Problem:
The records that follow must be reproduced in full, exactly as written.

-- start Listed entries --

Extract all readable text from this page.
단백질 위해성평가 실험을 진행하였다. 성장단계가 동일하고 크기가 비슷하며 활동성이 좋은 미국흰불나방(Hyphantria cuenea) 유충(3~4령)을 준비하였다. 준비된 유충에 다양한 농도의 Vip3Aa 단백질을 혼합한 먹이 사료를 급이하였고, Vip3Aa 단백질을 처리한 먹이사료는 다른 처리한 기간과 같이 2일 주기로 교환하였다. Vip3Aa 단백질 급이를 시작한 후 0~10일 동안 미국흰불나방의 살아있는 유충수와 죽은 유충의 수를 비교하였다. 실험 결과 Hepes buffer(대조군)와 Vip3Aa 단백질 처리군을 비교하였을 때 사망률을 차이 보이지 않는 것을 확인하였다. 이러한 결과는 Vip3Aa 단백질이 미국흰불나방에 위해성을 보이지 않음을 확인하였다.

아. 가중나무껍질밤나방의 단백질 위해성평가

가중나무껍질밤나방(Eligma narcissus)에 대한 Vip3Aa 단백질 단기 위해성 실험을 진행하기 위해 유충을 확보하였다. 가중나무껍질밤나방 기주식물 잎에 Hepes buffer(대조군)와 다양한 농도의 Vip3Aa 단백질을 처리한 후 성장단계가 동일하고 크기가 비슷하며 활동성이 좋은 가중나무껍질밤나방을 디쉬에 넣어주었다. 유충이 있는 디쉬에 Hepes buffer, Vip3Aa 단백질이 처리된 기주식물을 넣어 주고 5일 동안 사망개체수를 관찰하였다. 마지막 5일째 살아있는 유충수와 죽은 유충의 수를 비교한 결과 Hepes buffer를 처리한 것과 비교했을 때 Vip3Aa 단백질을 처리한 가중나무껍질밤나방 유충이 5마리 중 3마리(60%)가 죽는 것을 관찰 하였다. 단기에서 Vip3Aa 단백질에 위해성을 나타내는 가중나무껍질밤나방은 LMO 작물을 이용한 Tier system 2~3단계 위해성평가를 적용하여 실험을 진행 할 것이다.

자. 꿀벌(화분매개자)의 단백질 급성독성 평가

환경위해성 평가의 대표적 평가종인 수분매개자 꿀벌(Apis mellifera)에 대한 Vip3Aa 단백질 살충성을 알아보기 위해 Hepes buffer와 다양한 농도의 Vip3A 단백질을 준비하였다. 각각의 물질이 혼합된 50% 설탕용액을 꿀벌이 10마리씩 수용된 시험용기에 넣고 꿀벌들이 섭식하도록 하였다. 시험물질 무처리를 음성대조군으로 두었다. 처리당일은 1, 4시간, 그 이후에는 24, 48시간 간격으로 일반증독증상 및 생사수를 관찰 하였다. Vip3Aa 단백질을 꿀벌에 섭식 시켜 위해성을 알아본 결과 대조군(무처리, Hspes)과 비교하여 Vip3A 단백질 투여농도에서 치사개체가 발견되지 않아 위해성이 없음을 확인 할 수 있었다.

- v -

-- end Listed entries --

Answer for this exercise:
Extract all readable text from this page.
단백질 위해성평가 실험을 진행하였다. 성장단계가 동일하고 크기가 비슷하며 활동성이 좋은 미국흰불나방(Hyphantria cuenea) 유충(3~4령)을 준비하였다. 준비된 유충에 다양한 농도의 Vip3Aa 단백질을 혼합한 먹이 사료를 급이하였고, Vip3Aa 단백질을 처리한 먹이사료는 다른 처리한 기간과 같이 2일 주기로 교환하였다. Vip3Aa 단백질 급이를 시작한 후 0~10일 동안 미국흰불나방의 살아있는 유충수와 죽은 유충의 수를 비교하였다. 실험 결과 Hepes buffer(대조군)와 Vip3Aa 단백질 처리군을 비교하였을 때 사망률을 차이 보이지 않는 것을 확인하였다. 이러한 결과는 Vip3Aa 단백질이 미국흰불나방에 위해성을 보이지 않음을 확인하였다.

아. 가중나무껍질밤나방의 단백질 위해성평가

가중나무껍질밤나방(Eligma narcissus)에 대한 Vip3Aa 단백질 단기 위해성 실험을 진행하기 위해 유충을 확보하였다. 가중나무껍질밤나방 기주식물 잎에 Hepes buffer(대조군)와 다양한 농도의 Vip3Aa 단백질을 처리한 후 성장단계가 동일하고 크기가 비슷하며 활동성이 좋은 가중나무껍질밤나방을 디쉬에 넣어주었다. 유충이 있는 디쉬에 Hepes buffer, Vip3Aa 단백질이 처리된 기주식물을 넣어 주고 5일 동안 사망개체수를 관찰하였다. 마지막 5일째 살아있는 유충수와 죽은 유충의 수를 비교한 결과 Hepes buffer를 처리한 것과 비교했을 때 Vip3Aa 단백질을 처리한 가중나무껍질밤나방 유충이 5마리 중 3마리(60%)가 죽는 것을 관찰 하였다. 단기에서 Vip3Aa 단백질에 위해성을 나타내는 가중나무껍질밤나방은 LMO 작물을 이용한 Tier system 2~3단계 위해성평가를 적용하여 실험을 진행 할 것이다.

자. 꿀벌(화분매개자)의 단백질 급성독성 평가

환경위해성 평가의 대표적 평가종인 수분매개자 꿀벌(Apis mellifera)에 대한 Vip3Aa 단백질 살충성을 알아보기 위해 Hepes buffer와 다양한 농도의 Vip3A 단백질을 준비하였다. 각각의 물질이 혼합된 50% 설탕용액을 꿀벌이 10마리씩 수용된 시험용기에 넣고 꿀벌들이 섭식하도록 하였다. 시험물질 무처리를 음성대조군으로 두었다. 처리당일은 1, 4시간, 그 이후에는 24, 48시간 간격으로 일반증독증상 및 생사수를 관찰 하였다. Vip3Aa 단백질을 꿀벌에 섭식 시켜 위해성을 알아본 결과 대조군(무처리, Hspes)과 비교하여 Vip3A 단백질 투여농도에서 치사개체가 발견되지 않아 위해성이 없음을 확인 할 수 있었다.

- v -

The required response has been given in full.